**Recorded information**
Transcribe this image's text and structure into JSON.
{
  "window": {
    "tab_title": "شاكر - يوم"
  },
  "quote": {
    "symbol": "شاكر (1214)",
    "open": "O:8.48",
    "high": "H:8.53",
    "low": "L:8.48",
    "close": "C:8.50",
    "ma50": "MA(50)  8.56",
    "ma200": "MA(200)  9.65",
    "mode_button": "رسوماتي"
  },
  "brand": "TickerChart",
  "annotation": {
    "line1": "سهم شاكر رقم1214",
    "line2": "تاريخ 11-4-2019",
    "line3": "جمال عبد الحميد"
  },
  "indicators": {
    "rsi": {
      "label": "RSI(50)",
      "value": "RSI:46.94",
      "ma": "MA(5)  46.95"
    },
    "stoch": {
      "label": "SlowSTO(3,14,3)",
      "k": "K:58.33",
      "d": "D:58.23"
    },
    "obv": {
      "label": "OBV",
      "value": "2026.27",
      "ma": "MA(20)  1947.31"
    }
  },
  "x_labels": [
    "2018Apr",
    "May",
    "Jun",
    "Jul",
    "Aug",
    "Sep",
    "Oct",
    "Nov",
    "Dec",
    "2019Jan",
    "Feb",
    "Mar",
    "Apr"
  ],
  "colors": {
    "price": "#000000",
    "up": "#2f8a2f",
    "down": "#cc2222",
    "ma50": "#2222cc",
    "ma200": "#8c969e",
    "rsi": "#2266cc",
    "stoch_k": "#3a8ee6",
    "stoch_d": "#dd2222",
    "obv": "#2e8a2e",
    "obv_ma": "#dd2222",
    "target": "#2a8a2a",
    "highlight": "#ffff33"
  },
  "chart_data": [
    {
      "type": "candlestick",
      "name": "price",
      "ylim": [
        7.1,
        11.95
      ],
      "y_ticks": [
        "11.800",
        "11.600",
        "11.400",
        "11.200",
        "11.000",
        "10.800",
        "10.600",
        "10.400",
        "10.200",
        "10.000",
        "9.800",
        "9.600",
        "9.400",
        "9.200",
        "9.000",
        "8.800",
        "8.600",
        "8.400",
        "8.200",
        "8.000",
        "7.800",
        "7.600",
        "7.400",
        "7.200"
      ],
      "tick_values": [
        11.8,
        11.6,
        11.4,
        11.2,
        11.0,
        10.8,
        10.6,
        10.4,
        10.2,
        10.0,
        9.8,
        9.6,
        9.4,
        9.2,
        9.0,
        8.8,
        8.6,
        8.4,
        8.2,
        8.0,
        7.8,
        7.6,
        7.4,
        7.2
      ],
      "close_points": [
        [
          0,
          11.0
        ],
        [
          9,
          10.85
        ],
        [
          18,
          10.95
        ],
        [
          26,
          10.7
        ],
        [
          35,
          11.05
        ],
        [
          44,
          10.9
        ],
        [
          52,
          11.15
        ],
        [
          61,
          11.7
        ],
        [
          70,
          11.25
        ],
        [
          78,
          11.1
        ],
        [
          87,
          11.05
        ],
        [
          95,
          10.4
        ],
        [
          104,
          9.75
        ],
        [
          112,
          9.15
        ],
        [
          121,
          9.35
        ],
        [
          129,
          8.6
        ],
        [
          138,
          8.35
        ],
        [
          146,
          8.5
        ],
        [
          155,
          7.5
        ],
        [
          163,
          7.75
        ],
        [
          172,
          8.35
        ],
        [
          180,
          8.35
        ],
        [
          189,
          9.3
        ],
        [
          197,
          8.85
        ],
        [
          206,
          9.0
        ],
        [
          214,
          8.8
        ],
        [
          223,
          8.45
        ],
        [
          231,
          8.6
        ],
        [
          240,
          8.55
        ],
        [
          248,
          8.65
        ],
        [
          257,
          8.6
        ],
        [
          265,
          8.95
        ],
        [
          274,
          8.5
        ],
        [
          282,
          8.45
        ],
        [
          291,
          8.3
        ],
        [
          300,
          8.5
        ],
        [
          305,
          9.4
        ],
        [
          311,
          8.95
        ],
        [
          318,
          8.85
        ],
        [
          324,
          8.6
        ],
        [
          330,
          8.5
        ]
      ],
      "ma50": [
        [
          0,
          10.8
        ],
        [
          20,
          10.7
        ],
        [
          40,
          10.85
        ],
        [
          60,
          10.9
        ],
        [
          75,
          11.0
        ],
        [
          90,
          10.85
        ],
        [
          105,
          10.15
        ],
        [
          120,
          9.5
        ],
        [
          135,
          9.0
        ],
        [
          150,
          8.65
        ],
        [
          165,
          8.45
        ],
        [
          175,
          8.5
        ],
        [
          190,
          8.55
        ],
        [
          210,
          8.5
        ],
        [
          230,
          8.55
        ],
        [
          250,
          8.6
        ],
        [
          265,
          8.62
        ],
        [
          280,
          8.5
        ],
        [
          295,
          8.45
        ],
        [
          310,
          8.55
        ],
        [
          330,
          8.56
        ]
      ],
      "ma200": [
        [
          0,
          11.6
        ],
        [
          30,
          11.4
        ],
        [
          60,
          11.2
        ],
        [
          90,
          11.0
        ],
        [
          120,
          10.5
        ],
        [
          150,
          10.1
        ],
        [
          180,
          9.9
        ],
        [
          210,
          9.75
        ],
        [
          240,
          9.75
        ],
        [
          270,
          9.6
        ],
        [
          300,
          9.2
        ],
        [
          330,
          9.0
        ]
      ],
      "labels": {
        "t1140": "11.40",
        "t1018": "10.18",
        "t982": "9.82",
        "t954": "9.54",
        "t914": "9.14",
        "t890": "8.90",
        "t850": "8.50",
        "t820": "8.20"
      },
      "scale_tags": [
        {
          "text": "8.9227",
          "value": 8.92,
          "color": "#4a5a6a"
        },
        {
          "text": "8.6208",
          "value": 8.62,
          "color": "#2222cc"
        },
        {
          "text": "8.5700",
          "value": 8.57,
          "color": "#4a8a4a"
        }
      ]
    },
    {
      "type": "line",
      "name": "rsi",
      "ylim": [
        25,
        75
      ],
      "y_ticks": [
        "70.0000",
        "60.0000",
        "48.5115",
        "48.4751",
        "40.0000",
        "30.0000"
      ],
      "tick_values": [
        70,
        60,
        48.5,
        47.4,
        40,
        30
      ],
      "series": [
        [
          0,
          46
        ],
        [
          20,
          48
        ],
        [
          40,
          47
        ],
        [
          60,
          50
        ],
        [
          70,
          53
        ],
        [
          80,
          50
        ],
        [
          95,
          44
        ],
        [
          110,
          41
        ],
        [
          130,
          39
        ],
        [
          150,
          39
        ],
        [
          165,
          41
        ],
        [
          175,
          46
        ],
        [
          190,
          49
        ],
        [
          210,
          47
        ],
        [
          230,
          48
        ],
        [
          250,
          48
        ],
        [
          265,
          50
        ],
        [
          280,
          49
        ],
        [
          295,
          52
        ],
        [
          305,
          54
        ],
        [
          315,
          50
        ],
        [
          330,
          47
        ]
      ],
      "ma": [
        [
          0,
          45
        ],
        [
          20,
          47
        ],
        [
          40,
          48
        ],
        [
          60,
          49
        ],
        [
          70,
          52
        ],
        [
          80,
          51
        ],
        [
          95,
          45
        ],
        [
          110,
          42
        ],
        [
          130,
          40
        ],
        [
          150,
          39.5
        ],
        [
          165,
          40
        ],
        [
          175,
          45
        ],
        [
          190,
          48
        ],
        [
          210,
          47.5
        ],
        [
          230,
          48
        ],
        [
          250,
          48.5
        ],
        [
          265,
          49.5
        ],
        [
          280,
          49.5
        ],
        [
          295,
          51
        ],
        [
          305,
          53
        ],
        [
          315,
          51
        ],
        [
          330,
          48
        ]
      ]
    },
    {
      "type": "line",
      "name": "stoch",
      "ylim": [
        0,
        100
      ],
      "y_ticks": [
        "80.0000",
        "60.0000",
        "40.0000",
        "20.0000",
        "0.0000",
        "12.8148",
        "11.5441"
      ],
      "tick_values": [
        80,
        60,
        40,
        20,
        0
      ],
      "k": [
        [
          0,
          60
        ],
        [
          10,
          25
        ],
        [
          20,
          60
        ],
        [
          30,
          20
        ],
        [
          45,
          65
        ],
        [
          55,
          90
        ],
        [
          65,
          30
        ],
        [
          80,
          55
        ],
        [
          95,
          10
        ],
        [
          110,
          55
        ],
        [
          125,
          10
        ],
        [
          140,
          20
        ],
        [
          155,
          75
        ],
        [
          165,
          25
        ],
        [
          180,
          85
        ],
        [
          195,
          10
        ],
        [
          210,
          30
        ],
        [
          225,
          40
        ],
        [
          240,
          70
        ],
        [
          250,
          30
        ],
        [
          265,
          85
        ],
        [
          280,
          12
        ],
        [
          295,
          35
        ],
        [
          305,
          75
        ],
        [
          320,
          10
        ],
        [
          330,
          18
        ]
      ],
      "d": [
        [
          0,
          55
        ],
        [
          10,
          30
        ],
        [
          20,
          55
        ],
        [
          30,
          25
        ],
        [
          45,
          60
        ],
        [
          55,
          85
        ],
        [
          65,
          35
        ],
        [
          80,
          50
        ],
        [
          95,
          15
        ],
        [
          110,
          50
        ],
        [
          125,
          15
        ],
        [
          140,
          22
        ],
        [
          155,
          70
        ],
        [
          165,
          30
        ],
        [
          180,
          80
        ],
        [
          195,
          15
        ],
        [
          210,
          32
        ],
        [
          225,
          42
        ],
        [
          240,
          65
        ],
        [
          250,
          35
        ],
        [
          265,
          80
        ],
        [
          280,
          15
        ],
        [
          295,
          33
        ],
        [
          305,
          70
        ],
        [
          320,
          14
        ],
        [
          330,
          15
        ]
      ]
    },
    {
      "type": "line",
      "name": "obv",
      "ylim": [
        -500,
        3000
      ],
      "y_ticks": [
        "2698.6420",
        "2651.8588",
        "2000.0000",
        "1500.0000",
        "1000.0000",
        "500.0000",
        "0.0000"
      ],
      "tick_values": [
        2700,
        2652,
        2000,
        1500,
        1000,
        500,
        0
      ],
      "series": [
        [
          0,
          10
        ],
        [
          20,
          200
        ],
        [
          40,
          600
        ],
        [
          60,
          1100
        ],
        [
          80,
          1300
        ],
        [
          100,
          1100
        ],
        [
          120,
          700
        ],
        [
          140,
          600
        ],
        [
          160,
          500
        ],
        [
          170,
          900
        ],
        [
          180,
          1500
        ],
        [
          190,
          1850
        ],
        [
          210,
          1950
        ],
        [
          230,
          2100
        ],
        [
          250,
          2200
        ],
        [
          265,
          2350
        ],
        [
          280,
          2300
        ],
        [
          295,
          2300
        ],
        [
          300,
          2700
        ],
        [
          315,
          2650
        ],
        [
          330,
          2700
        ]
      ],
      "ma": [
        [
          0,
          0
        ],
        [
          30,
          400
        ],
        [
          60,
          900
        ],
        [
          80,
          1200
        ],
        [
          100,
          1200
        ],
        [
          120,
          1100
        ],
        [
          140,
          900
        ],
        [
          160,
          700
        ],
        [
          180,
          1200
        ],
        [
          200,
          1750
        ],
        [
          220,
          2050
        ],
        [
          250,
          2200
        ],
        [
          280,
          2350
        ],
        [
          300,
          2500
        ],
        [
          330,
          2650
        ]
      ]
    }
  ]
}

**The task**
In the records above, locate each line with the word "text". Copy all such lines.

**Answer to the exercise**
Transcribe this image's text and structure into JSON.
          "text": "8.9227",
          "text": "8.6208",
          "text": "8.5700",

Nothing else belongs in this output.